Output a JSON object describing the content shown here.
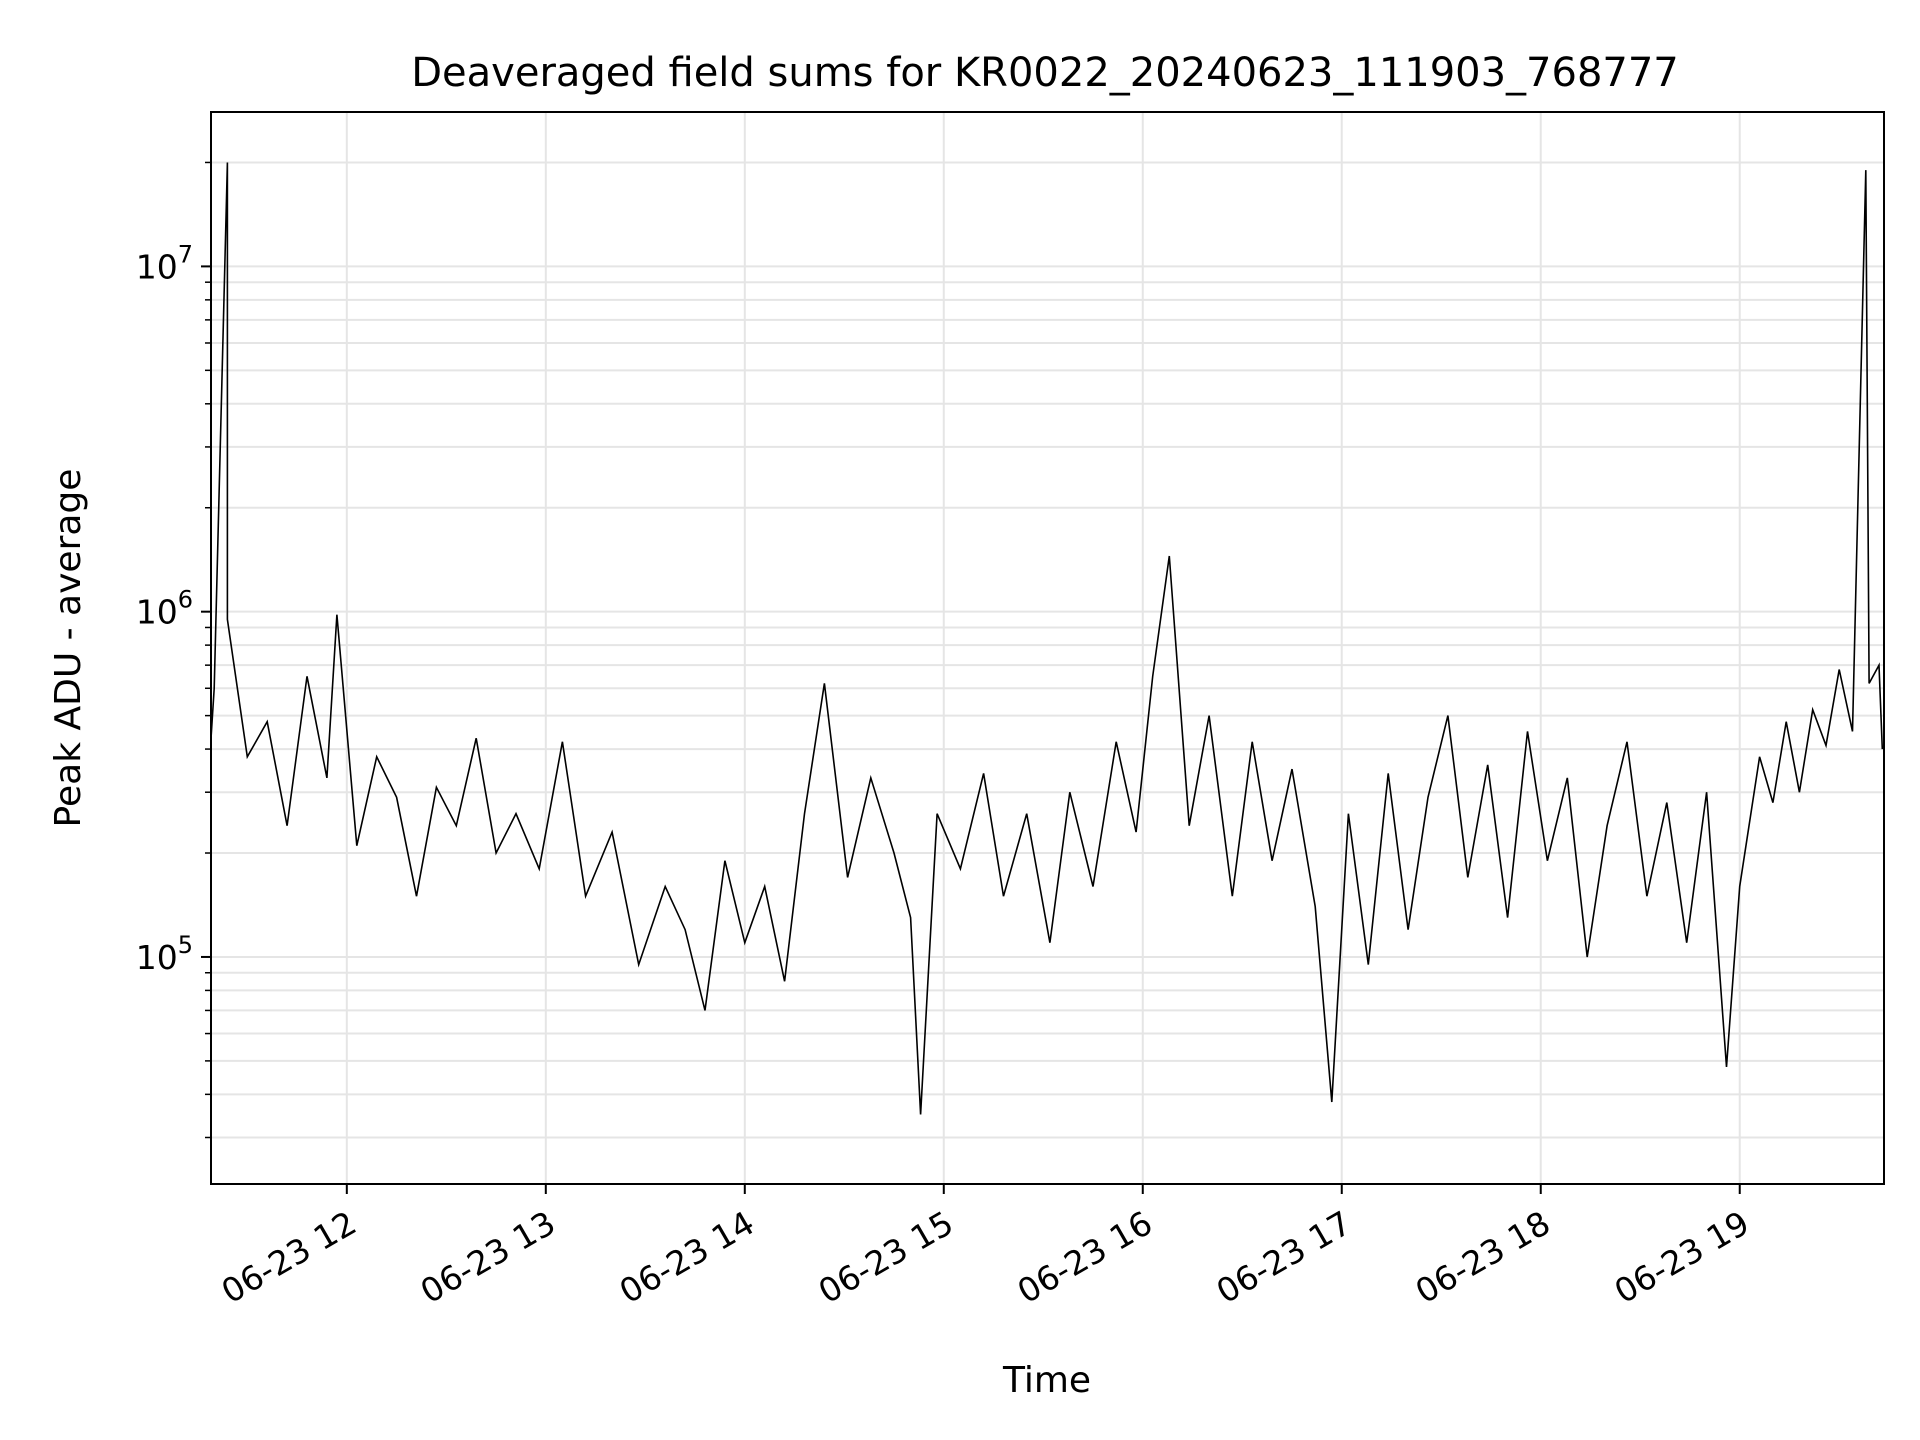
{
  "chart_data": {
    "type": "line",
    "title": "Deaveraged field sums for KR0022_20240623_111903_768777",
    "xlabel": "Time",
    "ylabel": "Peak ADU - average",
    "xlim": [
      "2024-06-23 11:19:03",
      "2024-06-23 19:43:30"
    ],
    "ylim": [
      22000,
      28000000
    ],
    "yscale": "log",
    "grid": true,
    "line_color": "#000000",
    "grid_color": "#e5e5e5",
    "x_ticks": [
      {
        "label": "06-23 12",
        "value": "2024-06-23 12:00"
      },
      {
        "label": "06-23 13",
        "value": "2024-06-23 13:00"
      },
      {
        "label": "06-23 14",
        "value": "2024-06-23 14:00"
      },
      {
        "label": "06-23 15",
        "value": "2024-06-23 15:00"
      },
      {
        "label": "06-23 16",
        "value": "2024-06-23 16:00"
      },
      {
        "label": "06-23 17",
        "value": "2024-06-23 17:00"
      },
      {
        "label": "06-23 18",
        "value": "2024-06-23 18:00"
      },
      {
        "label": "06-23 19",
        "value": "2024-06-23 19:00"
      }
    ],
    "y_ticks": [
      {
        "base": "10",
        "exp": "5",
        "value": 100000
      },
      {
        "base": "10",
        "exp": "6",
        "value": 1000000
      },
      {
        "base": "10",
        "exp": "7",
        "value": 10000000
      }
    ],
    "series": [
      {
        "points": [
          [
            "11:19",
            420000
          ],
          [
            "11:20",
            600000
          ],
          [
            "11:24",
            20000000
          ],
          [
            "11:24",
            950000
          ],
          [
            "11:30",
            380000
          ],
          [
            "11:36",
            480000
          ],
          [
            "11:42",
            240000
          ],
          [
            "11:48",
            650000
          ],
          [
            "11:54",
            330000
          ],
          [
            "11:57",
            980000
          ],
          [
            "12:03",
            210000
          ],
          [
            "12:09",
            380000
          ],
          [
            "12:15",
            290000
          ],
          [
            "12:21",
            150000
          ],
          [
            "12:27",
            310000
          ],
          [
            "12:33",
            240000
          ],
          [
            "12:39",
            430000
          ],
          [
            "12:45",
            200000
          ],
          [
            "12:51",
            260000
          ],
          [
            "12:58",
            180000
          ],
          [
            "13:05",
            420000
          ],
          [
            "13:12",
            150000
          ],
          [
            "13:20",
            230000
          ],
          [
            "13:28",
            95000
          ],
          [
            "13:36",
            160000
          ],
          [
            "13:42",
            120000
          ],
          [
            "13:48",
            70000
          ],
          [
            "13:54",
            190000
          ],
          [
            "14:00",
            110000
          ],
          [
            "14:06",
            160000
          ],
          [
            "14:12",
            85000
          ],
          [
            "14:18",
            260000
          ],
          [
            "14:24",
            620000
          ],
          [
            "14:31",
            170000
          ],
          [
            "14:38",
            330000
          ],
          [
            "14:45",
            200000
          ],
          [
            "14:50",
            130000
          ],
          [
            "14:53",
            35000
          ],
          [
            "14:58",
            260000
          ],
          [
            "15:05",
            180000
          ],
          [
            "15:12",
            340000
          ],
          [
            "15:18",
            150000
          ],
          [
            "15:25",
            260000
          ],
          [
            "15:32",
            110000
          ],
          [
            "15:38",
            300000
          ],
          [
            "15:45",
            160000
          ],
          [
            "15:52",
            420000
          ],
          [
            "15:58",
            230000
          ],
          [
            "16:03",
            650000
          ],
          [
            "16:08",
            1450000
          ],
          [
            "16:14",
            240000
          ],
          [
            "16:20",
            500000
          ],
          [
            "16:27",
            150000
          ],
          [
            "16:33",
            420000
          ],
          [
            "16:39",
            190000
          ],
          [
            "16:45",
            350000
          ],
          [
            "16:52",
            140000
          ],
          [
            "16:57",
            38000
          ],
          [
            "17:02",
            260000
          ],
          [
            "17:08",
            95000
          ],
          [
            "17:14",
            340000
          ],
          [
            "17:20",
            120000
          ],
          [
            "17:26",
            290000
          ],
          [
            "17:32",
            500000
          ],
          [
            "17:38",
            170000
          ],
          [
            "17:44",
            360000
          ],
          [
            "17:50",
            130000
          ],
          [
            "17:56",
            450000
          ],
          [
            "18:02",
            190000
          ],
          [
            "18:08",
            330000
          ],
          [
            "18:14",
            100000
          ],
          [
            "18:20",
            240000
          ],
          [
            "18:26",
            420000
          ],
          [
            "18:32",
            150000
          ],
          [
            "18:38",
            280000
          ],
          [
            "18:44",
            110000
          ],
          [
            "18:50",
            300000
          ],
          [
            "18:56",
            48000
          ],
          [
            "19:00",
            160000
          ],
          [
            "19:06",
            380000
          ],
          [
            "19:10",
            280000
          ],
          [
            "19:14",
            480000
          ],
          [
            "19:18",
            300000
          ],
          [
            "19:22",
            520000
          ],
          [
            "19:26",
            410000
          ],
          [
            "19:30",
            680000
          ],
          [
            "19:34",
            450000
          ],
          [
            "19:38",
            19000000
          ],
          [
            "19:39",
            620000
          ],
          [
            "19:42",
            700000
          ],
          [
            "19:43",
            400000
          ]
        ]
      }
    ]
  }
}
...
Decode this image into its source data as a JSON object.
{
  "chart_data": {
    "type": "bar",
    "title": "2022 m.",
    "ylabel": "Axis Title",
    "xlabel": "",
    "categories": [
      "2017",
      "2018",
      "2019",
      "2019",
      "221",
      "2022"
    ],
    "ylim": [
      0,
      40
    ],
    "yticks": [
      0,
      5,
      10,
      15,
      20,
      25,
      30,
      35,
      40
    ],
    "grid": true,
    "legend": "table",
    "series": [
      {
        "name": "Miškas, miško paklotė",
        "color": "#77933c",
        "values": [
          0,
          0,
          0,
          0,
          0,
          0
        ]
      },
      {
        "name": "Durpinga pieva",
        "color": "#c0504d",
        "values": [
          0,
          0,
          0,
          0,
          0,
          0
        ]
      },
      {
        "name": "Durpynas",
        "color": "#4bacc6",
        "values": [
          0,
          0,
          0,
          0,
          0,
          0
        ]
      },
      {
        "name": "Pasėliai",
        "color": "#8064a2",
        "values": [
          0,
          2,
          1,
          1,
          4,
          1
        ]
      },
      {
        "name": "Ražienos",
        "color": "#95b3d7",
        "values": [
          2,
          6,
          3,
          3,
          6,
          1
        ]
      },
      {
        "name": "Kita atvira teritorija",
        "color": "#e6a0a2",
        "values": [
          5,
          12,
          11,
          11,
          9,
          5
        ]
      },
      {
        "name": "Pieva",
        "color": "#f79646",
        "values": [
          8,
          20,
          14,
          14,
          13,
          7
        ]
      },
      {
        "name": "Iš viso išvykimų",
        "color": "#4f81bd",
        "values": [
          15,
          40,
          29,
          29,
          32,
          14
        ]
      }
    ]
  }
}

- _WORK REQUIRED_: List every line above containing the word "name".

- _EXERCISE RESULT_:
        "name": "Miškas, miško paklotė",
        "name": "Durpinga pieva",
        "name": "Durpynas",
        "name": "Pasėliai",
        "name": "Ražienos",
        "name": "Kita atvira teritorija",
        "name": "Pieva",
        "name": "Iš viso išvykimų",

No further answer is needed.